## Data records
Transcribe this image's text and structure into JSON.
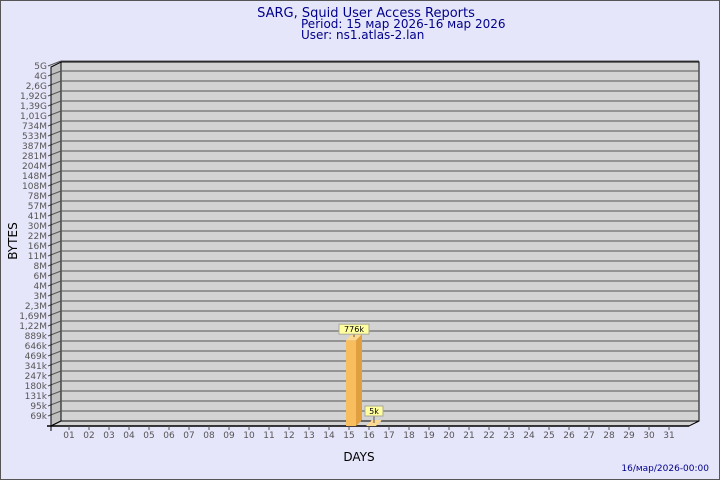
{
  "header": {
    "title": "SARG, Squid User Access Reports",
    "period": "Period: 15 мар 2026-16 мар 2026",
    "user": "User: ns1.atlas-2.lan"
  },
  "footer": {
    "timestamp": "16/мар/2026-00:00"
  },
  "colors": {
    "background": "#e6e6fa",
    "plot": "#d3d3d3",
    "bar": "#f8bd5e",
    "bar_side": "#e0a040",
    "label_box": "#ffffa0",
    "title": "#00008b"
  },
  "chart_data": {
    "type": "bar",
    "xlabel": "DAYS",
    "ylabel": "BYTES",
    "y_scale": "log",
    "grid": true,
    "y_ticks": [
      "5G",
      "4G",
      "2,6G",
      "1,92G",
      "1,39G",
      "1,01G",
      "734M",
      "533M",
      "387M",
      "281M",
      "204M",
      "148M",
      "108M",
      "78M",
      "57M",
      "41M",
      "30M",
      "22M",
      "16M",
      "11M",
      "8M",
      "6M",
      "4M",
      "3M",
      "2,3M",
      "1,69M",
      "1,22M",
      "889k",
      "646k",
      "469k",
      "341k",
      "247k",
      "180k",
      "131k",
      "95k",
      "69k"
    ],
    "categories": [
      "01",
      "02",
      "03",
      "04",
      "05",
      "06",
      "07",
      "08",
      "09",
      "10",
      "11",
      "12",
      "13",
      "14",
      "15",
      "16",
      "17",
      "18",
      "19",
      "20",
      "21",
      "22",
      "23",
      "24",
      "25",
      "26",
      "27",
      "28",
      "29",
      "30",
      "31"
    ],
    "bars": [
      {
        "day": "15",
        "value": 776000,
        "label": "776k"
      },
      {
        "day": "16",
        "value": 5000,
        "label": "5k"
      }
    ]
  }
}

==

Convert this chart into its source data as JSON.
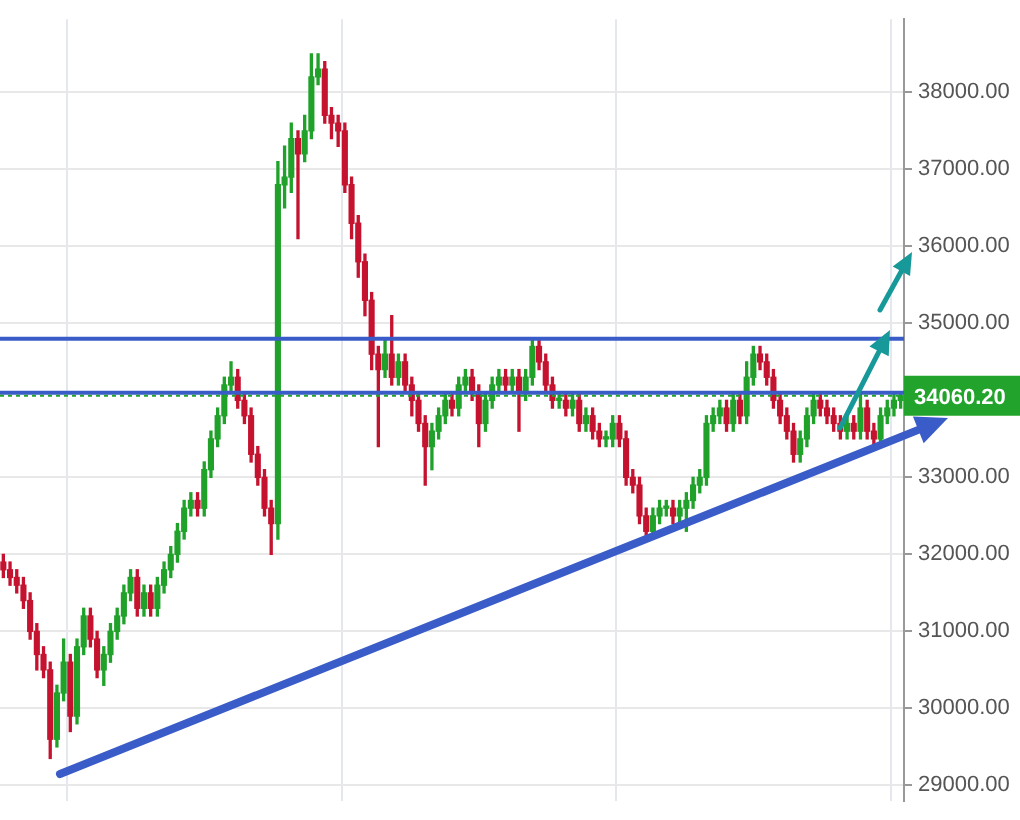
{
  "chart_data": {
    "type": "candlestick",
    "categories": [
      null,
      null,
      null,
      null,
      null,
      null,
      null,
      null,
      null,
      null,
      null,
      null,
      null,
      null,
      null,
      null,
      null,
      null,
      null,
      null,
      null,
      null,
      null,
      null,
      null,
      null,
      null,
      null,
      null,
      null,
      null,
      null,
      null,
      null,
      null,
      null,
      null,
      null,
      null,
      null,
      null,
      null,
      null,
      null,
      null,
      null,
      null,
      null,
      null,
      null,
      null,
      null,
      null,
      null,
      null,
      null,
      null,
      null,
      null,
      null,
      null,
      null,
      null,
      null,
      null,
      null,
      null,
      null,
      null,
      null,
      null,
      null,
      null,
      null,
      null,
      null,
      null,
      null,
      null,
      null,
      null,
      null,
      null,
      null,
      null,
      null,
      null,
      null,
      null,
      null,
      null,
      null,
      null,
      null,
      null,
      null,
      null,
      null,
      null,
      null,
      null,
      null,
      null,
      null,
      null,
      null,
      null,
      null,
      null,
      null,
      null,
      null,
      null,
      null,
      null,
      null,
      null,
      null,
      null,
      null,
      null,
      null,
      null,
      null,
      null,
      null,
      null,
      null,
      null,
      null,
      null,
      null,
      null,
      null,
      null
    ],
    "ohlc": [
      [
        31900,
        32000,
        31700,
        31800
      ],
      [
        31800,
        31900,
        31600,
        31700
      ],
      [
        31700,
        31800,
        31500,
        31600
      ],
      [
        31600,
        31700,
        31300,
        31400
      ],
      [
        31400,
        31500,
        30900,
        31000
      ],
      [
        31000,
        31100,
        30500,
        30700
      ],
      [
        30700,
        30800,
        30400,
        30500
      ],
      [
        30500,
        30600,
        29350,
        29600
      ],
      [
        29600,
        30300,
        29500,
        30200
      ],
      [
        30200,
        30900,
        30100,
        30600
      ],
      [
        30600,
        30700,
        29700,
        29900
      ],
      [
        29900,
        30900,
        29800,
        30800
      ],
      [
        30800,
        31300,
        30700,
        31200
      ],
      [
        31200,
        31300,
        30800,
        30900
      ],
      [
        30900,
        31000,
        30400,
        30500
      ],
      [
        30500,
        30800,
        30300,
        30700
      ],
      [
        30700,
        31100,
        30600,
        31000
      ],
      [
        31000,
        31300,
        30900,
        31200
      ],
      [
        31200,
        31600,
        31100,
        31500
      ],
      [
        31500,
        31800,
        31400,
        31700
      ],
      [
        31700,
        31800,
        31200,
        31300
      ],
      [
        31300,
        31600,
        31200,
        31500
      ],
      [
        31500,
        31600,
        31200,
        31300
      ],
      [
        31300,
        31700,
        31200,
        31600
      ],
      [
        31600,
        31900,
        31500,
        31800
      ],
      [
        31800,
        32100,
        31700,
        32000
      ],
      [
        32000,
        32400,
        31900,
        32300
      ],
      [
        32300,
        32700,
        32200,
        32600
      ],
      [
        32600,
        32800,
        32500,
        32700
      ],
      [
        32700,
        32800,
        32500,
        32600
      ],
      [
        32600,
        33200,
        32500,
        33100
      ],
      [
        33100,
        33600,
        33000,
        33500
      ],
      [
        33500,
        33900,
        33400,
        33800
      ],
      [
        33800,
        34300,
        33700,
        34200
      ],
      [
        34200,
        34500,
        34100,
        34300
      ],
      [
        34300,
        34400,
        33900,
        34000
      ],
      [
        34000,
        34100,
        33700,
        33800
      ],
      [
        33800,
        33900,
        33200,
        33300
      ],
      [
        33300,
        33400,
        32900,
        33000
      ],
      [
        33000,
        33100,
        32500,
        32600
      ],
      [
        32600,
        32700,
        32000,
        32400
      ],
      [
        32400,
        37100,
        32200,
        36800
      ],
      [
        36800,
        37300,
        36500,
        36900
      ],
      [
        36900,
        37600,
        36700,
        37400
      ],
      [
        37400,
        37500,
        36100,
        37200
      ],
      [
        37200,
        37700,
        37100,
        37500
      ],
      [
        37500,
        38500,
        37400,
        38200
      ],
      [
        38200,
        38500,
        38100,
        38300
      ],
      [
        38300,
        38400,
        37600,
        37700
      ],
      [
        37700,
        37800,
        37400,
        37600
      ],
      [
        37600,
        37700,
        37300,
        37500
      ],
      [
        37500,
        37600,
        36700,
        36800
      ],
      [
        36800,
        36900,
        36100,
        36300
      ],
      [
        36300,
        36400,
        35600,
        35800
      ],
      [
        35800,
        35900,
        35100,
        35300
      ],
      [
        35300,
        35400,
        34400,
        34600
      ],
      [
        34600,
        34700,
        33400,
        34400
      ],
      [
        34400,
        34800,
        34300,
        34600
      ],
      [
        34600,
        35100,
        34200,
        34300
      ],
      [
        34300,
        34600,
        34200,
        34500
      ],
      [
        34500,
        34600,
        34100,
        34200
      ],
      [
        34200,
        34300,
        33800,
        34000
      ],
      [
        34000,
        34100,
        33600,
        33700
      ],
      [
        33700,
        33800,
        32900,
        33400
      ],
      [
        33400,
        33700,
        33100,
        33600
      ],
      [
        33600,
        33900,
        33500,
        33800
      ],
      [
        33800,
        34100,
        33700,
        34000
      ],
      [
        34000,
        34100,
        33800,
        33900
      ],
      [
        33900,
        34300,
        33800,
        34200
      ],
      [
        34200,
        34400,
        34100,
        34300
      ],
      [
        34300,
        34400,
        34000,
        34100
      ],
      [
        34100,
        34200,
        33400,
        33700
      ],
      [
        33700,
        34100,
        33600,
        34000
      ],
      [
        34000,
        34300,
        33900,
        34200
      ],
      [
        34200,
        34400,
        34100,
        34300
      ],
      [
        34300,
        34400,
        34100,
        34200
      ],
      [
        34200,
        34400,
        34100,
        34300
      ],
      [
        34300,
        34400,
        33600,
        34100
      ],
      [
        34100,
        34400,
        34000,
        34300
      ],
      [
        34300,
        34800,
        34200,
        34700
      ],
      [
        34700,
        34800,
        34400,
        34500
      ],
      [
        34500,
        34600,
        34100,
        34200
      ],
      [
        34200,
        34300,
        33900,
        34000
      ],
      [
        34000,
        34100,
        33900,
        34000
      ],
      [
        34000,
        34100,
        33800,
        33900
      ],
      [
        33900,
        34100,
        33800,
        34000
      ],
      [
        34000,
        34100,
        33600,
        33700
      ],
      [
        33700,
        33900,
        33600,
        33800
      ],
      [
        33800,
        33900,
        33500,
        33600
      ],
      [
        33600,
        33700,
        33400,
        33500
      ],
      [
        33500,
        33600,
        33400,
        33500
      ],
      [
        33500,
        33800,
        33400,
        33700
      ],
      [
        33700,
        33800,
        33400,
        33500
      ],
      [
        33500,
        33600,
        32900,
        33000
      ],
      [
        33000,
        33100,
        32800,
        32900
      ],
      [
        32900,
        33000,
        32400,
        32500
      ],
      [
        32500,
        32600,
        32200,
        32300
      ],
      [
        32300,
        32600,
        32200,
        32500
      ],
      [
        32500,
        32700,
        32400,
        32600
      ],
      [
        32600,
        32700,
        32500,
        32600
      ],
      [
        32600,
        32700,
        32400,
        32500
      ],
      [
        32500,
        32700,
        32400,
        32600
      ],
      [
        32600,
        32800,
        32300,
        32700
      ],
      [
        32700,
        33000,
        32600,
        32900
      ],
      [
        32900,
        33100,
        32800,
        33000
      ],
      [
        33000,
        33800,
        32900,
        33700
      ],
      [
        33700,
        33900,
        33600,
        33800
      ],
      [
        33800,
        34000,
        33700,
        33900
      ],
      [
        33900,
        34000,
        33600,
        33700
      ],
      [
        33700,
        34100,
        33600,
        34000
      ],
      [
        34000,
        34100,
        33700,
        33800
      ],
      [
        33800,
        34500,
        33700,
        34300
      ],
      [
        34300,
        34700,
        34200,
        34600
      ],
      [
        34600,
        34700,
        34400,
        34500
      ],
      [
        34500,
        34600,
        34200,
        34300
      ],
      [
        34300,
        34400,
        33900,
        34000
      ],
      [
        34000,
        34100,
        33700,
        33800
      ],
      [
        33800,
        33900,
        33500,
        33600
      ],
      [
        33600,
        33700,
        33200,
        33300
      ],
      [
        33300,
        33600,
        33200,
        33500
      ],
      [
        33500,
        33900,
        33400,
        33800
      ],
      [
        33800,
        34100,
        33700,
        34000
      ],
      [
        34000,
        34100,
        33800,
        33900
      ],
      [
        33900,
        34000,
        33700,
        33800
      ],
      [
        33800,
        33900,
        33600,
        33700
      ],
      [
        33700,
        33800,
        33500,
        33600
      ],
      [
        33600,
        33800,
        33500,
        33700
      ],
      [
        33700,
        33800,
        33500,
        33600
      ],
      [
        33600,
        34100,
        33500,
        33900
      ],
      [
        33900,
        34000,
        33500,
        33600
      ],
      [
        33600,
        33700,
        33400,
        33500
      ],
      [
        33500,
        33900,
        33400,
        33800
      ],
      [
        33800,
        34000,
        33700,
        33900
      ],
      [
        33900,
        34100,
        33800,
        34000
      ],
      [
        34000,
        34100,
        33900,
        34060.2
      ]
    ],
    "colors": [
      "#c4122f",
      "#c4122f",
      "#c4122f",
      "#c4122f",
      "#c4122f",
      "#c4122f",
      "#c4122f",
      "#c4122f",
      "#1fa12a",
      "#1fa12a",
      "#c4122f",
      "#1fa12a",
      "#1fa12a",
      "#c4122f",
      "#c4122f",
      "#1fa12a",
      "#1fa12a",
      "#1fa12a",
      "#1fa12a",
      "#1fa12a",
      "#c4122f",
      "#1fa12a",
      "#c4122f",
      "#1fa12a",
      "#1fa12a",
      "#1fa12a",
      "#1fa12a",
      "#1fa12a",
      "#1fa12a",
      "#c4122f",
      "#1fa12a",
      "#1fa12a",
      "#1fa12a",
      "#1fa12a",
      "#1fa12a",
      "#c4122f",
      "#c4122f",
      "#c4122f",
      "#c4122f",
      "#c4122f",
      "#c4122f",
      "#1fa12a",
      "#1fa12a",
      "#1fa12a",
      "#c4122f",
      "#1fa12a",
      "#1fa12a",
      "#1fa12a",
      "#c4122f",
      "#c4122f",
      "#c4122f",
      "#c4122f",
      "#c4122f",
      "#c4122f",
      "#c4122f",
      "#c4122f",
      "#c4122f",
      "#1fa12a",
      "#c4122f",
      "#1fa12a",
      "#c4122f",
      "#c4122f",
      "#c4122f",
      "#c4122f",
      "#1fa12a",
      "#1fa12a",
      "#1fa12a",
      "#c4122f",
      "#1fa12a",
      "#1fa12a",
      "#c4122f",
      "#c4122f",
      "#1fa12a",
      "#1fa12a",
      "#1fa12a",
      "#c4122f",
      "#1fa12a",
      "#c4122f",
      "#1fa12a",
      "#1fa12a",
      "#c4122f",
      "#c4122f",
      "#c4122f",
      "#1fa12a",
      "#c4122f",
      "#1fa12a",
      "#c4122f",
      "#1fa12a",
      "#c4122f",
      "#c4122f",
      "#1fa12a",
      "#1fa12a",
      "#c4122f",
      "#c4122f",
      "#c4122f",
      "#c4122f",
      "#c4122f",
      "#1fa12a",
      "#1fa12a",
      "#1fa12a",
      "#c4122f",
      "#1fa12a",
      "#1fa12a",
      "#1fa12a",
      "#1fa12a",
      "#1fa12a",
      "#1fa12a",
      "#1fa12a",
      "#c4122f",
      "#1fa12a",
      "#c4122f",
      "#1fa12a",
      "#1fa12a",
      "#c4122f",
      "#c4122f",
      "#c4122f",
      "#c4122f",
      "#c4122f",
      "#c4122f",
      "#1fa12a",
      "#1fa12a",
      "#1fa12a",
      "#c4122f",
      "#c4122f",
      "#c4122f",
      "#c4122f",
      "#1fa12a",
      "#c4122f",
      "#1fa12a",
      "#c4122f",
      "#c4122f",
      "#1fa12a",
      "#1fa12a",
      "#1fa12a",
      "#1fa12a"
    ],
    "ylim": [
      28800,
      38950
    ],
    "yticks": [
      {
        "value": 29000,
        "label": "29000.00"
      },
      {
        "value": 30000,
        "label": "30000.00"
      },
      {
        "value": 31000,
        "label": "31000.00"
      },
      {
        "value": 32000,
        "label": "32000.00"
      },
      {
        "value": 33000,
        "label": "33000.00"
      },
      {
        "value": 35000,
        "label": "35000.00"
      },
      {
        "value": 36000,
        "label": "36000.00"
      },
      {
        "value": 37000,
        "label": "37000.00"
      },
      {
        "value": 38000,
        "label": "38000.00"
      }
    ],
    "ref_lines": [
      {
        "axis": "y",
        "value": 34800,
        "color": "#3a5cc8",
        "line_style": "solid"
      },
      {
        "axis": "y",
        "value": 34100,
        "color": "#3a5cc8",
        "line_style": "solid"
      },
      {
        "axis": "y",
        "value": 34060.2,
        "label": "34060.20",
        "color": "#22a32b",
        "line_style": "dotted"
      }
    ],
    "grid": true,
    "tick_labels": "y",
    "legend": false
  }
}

## Set task
Pick out every line of the listing containing the word "into", and show those lines.

## Completed task
Transcribe this image's text and structure into JSON.
Convert this chart into its source data as JSON.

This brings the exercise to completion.